### Provided information
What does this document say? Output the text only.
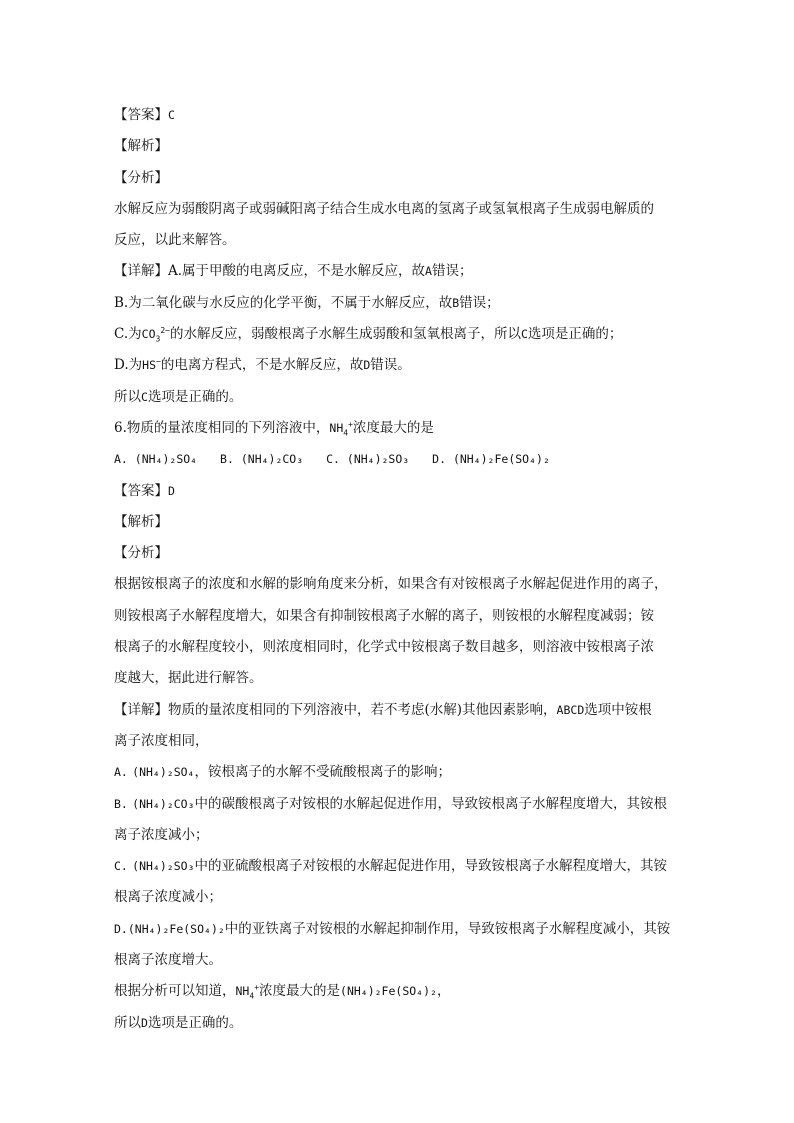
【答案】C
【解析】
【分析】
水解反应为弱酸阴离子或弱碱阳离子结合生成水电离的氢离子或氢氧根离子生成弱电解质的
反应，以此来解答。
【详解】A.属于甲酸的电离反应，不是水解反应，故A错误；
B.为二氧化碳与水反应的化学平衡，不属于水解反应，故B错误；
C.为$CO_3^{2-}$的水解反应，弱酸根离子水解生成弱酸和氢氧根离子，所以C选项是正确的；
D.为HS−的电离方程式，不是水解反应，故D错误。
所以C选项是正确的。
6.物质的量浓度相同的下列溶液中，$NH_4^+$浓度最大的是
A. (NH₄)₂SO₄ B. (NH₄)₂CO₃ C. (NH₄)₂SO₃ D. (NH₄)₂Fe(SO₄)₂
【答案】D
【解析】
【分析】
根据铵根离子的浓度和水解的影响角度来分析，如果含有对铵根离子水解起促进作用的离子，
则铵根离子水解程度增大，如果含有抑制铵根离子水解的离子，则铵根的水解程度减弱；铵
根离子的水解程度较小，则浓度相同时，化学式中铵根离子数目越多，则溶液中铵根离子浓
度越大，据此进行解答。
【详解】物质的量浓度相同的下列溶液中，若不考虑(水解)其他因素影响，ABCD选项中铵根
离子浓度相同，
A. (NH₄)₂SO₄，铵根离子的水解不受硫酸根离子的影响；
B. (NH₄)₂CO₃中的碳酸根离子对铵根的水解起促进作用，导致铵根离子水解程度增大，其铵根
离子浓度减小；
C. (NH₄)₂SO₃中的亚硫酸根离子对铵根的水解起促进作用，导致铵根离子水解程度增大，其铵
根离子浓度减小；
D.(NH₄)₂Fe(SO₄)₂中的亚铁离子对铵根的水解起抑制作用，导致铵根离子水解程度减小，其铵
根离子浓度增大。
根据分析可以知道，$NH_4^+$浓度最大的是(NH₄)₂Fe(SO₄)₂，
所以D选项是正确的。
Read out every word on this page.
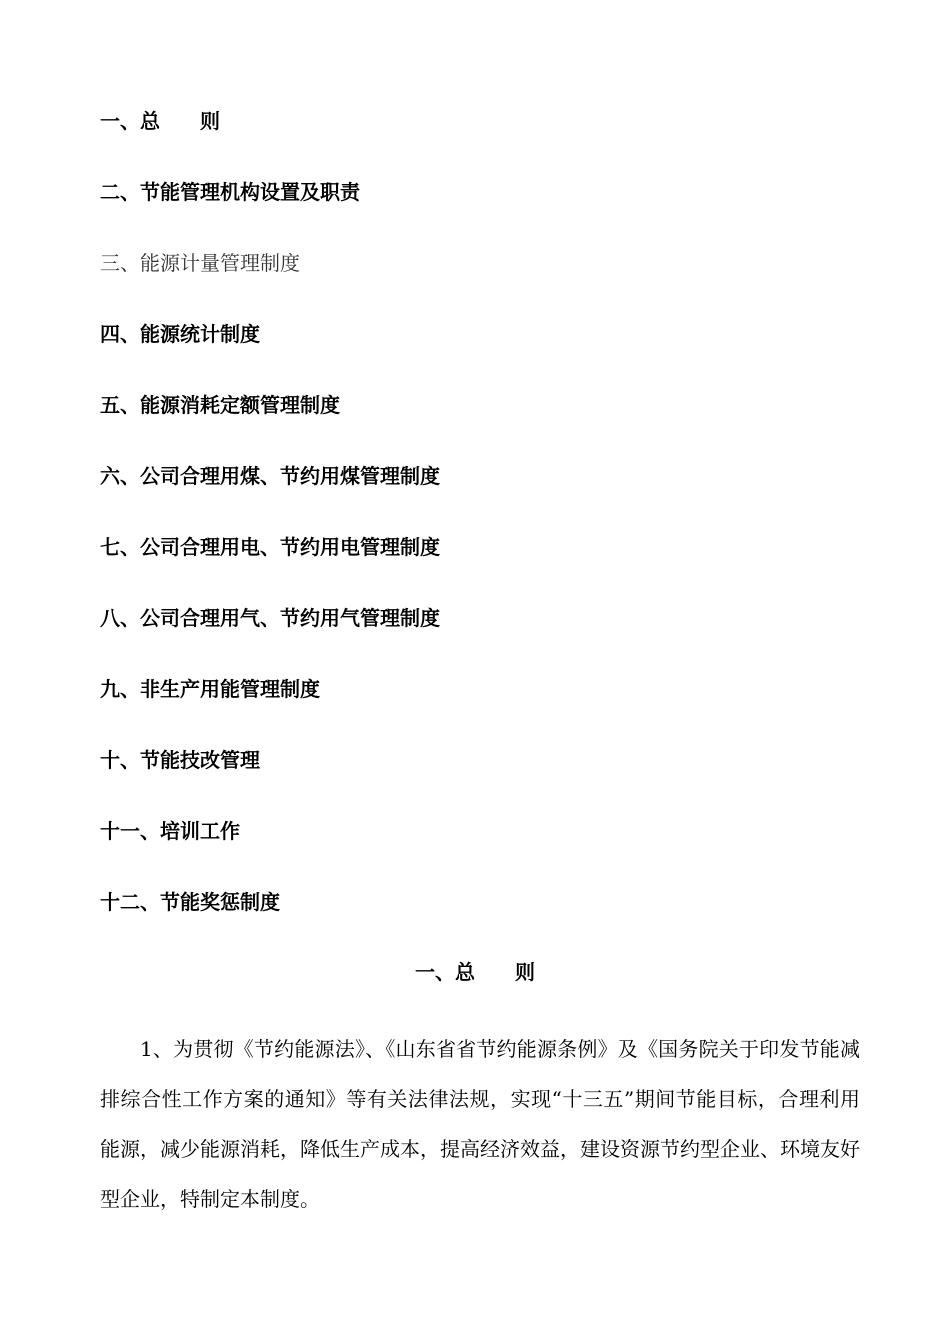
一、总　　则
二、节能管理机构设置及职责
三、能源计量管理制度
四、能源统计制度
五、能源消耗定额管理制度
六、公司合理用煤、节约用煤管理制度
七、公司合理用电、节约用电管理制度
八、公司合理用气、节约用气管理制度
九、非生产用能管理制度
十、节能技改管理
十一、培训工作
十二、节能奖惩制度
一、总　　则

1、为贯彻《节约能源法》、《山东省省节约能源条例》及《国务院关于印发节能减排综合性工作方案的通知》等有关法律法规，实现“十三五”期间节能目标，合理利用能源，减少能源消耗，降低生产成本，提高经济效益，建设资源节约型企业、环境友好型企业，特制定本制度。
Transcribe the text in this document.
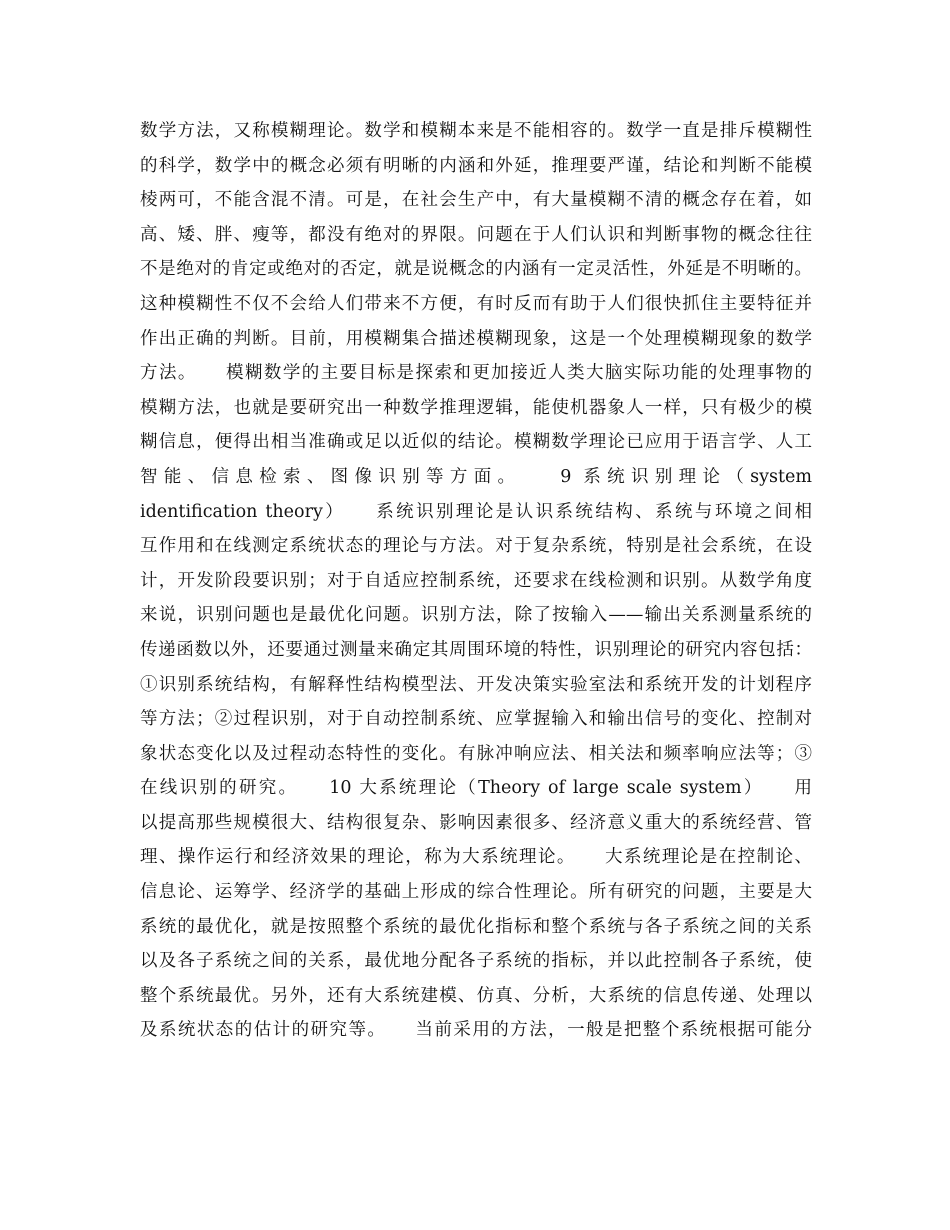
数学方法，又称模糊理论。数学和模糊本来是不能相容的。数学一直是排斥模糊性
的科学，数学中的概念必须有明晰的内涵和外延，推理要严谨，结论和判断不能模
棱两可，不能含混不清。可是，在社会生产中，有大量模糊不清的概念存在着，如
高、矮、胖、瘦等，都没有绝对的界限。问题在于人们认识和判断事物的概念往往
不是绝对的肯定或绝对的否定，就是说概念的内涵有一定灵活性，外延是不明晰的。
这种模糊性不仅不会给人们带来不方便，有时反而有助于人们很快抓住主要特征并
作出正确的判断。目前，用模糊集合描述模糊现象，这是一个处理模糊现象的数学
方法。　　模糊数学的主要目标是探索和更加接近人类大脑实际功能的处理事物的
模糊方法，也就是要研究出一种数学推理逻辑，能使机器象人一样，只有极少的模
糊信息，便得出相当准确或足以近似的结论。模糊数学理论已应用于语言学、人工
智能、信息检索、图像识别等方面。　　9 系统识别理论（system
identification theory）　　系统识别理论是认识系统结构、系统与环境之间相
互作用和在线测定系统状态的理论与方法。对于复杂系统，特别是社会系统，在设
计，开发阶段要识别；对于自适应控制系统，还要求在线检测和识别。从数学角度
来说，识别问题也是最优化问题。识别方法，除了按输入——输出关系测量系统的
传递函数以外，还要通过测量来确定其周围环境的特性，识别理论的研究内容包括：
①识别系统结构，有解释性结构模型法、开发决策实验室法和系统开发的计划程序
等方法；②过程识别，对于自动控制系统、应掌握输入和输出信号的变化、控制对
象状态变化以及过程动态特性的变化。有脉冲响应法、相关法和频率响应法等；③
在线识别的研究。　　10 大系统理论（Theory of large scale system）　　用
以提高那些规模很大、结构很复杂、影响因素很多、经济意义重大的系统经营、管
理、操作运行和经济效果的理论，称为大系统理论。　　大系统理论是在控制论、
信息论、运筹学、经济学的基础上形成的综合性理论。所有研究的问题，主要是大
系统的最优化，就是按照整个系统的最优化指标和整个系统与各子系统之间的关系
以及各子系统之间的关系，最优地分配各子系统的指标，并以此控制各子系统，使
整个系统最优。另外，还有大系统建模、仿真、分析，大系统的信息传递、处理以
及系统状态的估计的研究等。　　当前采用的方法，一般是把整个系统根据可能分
######
> [What you should do]
Your job is to transcribe the entries above exactly; skip the pictures.

> [Response to the task]
What does this document say? Output the text only.
【答案】C
【解析】
【分析】
水解反应为弱酸阴离子或弱碱阳离子结合生成水电离的氢离子或氢氧根离子生成弱电解质的
反应，以此来解答。
【详解】A.属于甲酸的电离反应，不是水解反应，故A错误；
B.为二氧化碳与水反应的化学平衡，不属于水解反应，故B错误；
C.为$CO_3^{2-}$的水解反应，弱酸根离子水解生成弱酸和氢氧根离子，所以C选项是正确的；
D.为HS−的电离方程式，不是水解反应，故D错误。
所以C选项是正确的。
6.物质的量浓度相同的下列溶液中，$NH_4^+$浓度最大的是
A. (NH₄)₂SO₄ B. (NH₄)₂CO₃ C. (NH₄)₂SO₃ D. (NH₄)₂Fe(SO₄)₂
【答案】D
【解析】
【分析】
根据铵根离子的浓度和水解的影响角度来分析，如果含有对铵根离子水解起促进作用的离子，
则铵根离子水解程度增大，如果含有抑制铵根离子水解的离子，则铵根的水解程度减弱；铵
根离子的水解程度较小，则浓度相同时，化学式中铵根离子数目越多，则溶液中铵根离子浓
度越大，据此进行解答。
【详解】物质的量浓度相同的下列溶液中，若不考虑(水解)其他因素影响，ABCD选项中铵根
离子浓度相同，
A. (NH₄)₂SO₄，铵根离子的水解不受硫酸根离子的影响；
B. (NH₄)₂CO₃中的碳酸根离子对铵根的水解起促进作用，导致铵根离子水解程度增大，其铵根
离子浓度减小；
C. (NH₄)₂SO₃中的亚硫酸根离子对铵根的水解起促进作用，导致铵根离子水解程度增大，其铵
根离子浓度减小；
D.(NH₄)₂Fe(SO₄)₂中的亚铁离子对铵根的水解起抑制作用，导致铵根离子水解程度减小，其铵
根离子浓度增大。
根据分析可以知道，$NH_4^+$浓度最大的是(NH₄)₂Fe(SO₄)₂，
所以D选项是正确的。
Read out every word on this page.
一、总　　则
二、节能管理机构设置及职责
三、能源计量管理制度
四、能源统计制度
五、能源消耗定额管理制度
六、公司合理用煤、节约用煤管理制度
七、公司合理用电、节约用电管理制度
八、公司合理用气、节约用气管理制度
九、非生产用能管理制度
十、节能技改管理
十一、培训工作
十二、节能奖惩制度
一、总　　则

1、为贯彻《节约能源法》、《山东省省节约能源条例》及《国务院关于印发节能减排综合性工作方案的通知》等有关法律法规，实现“十三五”期间节能目标，合理利用能源，减少能源消耗，降低生产成本，提高经济效益，建设资源节约型企业、环境友好型企业，特制定本制度。
Transcribe the text in this document.
数学方法，又称模糊理论。数学和模糊本来是不能相容的。数学一直是排斥模糊性
的科学，数学中的概念必须有明晰的内涵和外延，推理要严谨，结论和判断不能模
棱两可，不能含混不清。可是，在社会生产中，有大量模糊不清的概念存在着，如
高、矮、胖、瘦等，都没有绝对的界限。问题在于人们认识和判断事物的概念往往
不是绝对的肯定或绝对的否定，就是说概念的内涵有一定灵活性，外延是不明晰的。
这种模糊性不仅不会给人们带来不方便，有时反而有助于人们很快抓住主要特征并
作出正确的判断。目前，用模糊集合描述模糊现象，这是一个处理模糊现象的数学
方法。　　模糊数学的主要目标是探索和更加接近人类大脑实际功能的处理事物的
模糊方法，也就是要研究出一种数学推理逻辑，能使机器象人一样，只有极少的模
糊信息，便得出相当准确或足以近似的结论。模糊数学理论已应用于语言学、人工
智能、信息检索、图像识别等方面。　　9 系统识别理论（system
identification theory）　　系统识别理论是认识系统结构、系统与环境之间相
互作用和在线测定系统状态的理论与方法。对于复杂系统，特别是社会系统，在设
计，开发阶段要识别；对于自适应控制系统，还要求在线检测和识别。从数学角度
来说，识别问题也是最优化问题。识别方法，除了按输入——输出关系测量系统的
传递函数以外，还要通过测量来确定其周围环境的特性，识别理论的研究内容包括：
①识别系统结构，有解释性结构模型法、开发决策实验室法和系统开发的计划程序
等方法；②过程识别，对于自动控制系统、应掌握输入和输出信号的变化、控制对
象状态变化以及过程动态特性的变化。有脉冲响应法、相关法和频率响应法等；③
在线识别的研究。　　10 大系统理论（Theory of large scale system）　　用
以提高那些规模很大、结构很复杂、影响因素很多、经济意义重大的系统经营、管
理、操作运行和经济效果的理论，称为大系统理论。　　大系统理论是在控制论、
信息论、运筹学、经济学的基础上形成的综合性理论。所有研究的问题，主要是大
系统的最优化，就是按照整个系统的最优化指标和整个系统与各子系统之间的关系
以及各子系统之间的关系，最优地分配各子系统的指标，并以此控制各子系统，使
整个系统最优。另外，还有大系统建模、仿真、分析，大系统的信息传递、处理以
及系统状态的估计的研究等。　　当前采用的方法，一般是把整个系统根据可能分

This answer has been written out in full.